Information supplied>
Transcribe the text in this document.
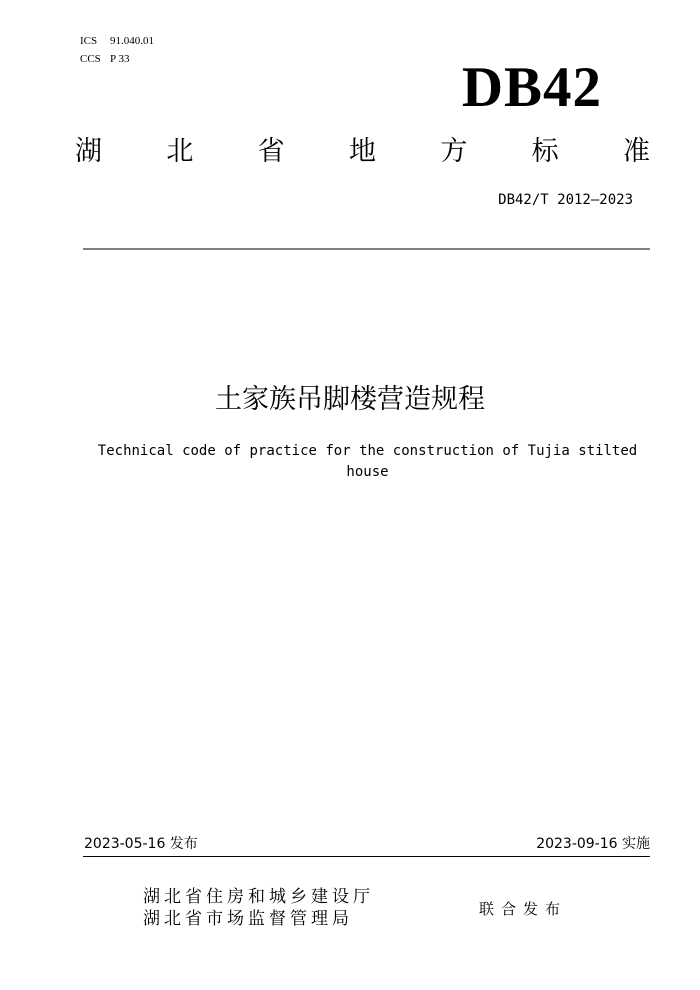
ICS 91.040.01
CCS P 33	DB42
湖 北 省 地 方 标 准
DB42/T 2012—2023
土家族吊脚楼营造规程
Technical code of practice for the construction of Tujia stilted
house
2023-05-16 发布	2023-09-16 实施
湖北省住房和城乡建设厅
湖北省市场监督管理局	联合发布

Exercise details> Your job is to transcribe the entries above exactly; skip the pictures.

Exercise response>
Transcribe the text in this document.
ICS 91.040.01
CCS P 33	DB42
湖 北 省 地 方 标 准
DB42/T 2012—2023
土家族吊脚楼营造规程
Technical code of practice for the construction of Tujia stilted
house
2023-05-16 发布	2023-09-16 实施
湖北省住房和城乡建设厅
湖北省市场监督管理局	联合发布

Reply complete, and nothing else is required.